(Stored dataset items)
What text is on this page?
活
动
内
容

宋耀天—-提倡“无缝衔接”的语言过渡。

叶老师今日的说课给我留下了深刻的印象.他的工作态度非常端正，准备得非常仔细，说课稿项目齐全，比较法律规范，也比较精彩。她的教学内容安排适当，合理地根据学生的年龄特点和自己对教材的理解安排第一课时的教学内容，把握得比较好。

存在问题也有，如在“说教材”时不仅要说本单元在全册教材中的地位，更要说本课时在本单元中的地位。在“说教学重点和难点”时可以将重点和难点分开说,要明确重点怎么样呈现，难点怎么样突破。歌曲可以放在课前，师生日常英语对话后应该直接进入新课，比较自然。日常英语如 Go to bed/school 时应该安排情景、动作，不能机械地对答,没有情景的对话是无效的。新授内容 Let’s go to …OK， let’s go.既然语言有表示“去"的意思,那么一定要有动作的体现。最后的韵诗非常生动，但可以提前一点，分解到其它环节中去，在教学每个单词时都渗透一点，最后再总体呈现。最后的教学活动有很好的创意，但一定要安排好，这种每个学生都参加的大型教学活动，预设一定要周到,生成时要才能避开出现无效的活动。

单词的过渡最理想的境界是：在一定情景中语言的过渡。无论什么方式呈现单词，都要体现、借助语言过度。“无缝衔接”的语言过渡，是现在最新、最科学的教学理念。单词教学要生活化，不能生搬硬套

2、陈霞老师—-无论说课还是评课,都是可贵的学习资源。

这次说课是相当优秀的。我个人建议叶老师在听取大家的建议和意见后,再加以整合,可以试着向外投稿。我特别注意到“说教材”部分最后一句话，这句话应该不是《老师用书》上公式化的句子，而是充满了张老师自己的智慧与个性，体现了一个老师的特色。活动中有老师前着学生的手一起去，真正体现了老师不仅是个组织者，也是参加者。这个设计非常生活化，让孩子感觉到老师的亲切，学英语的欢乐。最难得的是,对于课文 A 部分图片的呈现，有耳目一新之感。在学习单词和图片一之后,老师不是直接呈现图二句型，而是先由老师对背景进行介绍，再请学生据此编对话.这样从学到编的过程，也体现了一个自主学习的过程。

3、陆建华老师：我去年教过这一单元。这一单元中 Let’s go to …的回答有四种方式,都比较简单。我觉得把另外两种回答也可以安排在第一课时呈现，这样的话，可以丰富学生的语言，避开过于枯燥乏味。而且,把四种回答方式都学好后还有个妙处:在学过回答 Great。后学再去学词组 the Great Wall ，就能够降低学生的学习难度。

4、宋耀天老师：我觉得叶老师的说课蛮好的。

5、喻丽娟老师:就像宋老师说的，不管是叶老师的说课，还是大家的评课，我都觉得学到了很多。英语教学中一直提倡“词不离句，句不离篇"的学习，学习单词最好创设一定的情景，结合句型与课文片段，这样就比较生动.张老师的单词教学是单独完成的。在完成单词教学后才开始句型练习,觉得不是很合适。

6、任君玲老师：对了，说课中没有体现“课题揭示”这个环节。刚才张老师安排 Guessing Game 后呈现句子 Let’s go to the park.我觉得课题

* **AIM**
Which lines hold the word "的语言过渡"? Copy every one of them.

* **ANSWER TO THIS EXERCISE**
宋耀天—-提倡“无缝衔接”的语言过渡。
单词的过渡最理想的境界是：在一定情景中语言的过渡。无论什么方式呈现单词，都要体现、借助语言过度。“无缝衔接”的语言过渡，是现在最新、最科学的教学理念。单词教学要生活化，不能生搬硬套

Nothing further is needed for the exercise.